Reproduce the records below exactly as they appear.

*****

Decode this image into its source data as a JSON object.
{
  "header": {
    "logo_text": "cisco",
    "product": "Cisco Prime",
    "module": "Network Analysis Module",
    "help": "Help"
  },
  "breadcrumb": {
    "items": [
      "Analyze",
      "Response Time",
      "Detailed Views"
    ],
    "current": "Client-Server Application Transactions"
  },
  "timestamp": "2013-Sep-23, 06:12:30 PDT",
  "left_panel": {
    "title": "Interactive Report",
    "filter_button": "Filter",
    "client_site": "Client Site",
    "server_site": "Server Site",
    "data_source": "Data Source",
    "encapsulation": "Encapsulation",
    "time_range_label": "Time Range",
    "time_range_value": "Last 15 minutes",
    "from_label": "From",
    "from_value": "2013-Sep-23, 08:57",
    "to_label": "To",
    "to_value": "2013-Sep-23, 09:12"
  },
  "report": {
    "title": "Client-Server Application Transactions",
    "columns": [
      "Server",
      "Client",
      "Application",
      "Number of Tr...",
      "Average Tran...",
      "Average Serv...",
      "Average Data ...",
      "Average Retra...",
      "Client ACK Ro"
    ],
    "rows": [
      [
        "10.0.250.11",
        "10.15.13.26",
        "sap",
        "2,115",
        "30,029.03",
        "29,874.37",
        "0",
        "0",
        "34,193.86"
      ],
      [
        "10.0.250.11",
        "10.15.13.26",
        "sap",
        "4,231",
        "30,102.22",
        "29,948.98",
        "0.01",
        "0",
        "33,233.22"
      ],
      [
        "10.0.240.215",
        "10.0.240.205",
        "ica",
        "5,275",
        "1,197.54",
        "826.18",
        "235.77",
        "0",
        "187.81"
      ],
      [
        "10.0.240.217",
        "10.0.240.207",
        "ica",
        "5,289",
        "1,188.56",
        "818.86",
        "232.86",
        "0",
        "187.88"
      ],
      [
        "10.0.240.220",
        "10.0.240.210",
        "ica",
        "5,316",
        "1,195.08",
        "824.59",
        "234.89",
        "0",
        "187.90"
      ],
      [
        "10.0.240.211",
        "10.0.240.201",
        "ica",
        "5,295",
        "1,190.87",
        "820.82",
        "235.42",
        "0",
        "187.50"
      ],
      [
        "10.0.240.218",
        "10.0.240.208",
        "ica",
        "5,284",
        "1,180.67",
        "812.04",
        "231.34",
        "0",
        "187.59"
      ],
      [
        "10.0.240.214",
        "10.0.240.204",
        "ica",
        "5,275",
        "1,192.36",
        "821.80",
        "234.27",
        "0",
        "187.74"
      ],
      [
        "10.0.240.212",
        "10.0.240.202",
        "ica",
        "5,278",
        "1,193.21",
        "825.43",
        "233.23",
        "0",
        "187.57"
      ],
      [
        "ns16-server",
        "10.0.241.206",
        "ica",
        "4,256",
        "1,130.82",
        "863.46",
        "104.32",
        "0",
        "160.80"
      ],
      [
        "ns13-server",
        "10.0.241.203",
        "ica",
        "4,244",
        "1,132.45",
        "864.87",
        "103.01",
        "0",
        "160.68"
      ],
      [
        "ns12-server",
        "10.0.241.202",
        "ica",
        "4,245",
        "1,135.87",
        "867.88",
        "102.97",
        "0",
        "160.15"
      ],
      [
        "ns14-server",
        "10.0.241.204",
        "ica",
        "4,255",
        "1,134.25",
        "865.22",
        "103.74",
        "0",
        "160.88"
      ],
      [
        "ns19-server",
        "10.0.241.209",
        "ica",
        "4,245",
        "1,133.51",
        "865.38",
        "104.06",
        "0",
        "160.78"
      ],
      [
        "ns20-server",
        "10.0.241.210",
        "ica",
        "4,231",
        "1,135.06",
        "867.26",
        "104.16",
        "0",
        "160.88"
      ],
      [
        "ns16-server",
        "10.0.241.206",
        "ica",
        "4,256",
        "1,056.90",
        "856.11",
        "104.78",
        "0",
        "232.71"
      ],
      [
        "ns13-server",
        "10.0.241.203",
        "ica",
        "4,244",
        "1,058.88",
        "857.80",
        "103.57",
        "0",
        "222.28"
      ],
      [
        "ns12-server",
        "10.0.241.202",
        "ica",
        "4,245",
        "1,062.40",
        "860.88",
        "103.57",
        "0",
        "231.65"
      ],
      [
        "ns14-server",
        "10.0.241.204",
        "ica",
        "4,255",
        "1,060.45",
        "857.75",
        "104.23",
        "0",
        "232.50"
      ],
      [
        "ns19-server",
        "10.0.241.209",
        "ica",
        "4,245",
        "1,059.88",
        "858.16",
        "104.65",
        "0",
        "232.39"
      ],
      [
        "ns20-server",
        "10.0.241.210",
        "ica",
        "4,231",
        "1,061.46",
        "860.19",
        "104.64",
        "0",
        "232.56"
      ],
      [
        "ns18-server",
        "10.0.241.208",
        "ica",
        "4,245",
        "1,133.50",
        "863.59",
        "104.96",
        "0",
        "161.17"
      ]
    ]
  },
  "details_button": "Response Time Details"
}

*****

[ANSWER IN FULL]
Decode this image into its source data as a JSON object.
{
  "header": {
    "logo_text": "cisco",
    "product": "Cisco Prime",
    "module": "Network Analysis Module",
    "help": "Help"
  },
  "breadcrumb": {
    "items": [
      "Analyze",
      "Response Time",
      "Detailed Views"
    ],
    "current": "Client-Server Application Transactions"
  },
  "timestamp": "2013-Sep-23, 06:12:30 PDT",
  "left_panel": {
    "title": "Interactive Report",
    "filter_button": "Filter",
    "client_site": "Client Site",
    "server_site": "Server Site",
    "data_source": "Data Source",
    "encapsulation": "Encapsulation",
    "time_range_label": "Time Range",
    "time_range_value": "Last 15 minutes",
    "from_label": "From",
    "from_value": "2013-Sep-23, 08:57",
    "to_label": "To",
    "to_value": "2013-Sep-23, 09:12"
  },
  "report": {
    "title": "Client-Server Application Transactions",
    "columns": [
      "Server",
      "Client",
      "Application",
      "Number of Tr...",
      "Average Tran...",
      "Average Serv...",
      "Average Data ...",
      "Average Retra...",
      "Client ACK Ro"
    ],
    "rows": [
      [
        "10.0.250.11",
        "10.15.13.26",
        "sap",
        "2,115",
        "30,029.03",
        "29,874.37",
        "0",
        "0",
        "34,193.86"
      ],
      [
        "10.0.250.11",
        "10.15.13.26",
        "sap",
        "4,231",
        "30,102.22",
        "29,948.98",
        "0.01",
        "0",
        "33,233.22"
      ],
      [
        "10.0.240.215",
        "10.0.240.205",
        "ica",
        "5,275",
        "1,197.54",
        "826.18",
        "235.77",
        "0",
        "187.81"
      ],
      [
        "10.0.240.217",
        "10.0.240.207",
        "ica",
        "5,289",
        "1,188.56",
        "818.86",
        "232.86",
        "0",
        "187.88"
      ],
      [
        "10.0.240.220",
        "10.0.240.210",
        "ica",
        "5,316",
        "1,195.08",
        "824.59",
        "234.89",
        "0",
        "187.90"
      ],
      [
        "10.0.240.211",
        "10.0.240.201",
        "ica",
        "5,295",
        "1,190.87",
        "820.82",
        "235.42",
        "0",
        "187.50"
      ],
      [
        "10.0.240.218",
        "10.0.240.208",
        "ica",
        "5,284",
        "1,180.67",
        "812.04",
        "231.34",
        "0",
        "187.59"
      ],
      [
        "10.0.240.214",
        "10.0.240.204",
        "ica",
        "5,275",
        "1,192.36",
        "821.80",
        "234.27",
        "0",
        "187.74"
      ],
      [
        "10.0.240.212",
        "10.0.240.202",
        "ica",
        "5,278",
        "1,193.21",
        "825.43",
        "233.23",
        "0",
        "187.57"
      ],
      [
        "ns16-server",
        "10.0.241.206",
        "ica",
        "4,256",
        "1,130.82",
        "863.46",
        "104.32",
        "0",
        "160.80"
      ],
      [
        "ns13-server",
        "10.0.241.203",
        "ica",
        "4,244",
        "1,132.45",
        "864.87",
        "103.01",
        "0",
        "160.68"
      ],
      [
        "ns12-server",
        "10.0.241.202",
        "ica",
        "4,245",
        "1,135.87",
        "867.88",
        "102.97",
        "0",
        "160.15"
      ],
      [
        "ns14-server",
        "10.0.241.204",
        "ica",
        "4,255",
        "1,134.25",
        "865.22",
        "103.74",
        "0",
        "160.88"
      ],
      [
        "ns19-server",
        "10.0.241.209",
        "ica",
        "4,245",
        "1,133.51",
        "865.38",
        "104.06",
        "0",
        "160.78"
      ],
      [
        "ns20-server",
        "10.0.241.210",
        "ica",
        "4,231",
        "1,135.06",
        "867.26",
        "104.16",
        "0",
        "160.88"
      ],
      [
        "ns16-server",
        "10.0.241.206",
        "ica",
        "4,256",
        "1,056.90",
        "856.11",
        "104.78",
        "0",
        "232.71"
      ],
      [
        "ns13-server",
        "10.0.241.203",
        "ica",
        "4,244",
        "1,058.88",
        "857.80",
        "103.57",
        "0",
        "222.28"
      ],
      [
        "ns12-server",
        "10.0.241.202",
        "ica",
        "4,245",
        "1,062.40",
        "860.88",
        "103.57",
        "0",
        "231.65"
      ],
      [
        "ns14-server",
        "10.0.241.204",
        "ica",
        "4,255",
        "1,060.45",
        "857.75",
        "104.23",
        "0",
        "232.50"
      ],
      [
        "ns19-server",
        "10.0.241.209",
        "ica",
        "4,245",
        "1,059.88",
        "858.16",
        "104.65",
        "0",
        "232.39"
      ],
      [
        "ns20-server",
        "10.0.241.210",
        "ica",
        "4,231",
        "1,061.46",
        "860.19",
        "104.64",
        "0",
        "232.56"
      ],
      [
        "ns18-server",
        "10.0.241.208",
        "ica",
        "4,245",
        "1,133.50",
        "863.59",
        "104.96",
        "0",
        "161.17"
      ]
    ]
  },
  "details_button": "Response Time Details"
}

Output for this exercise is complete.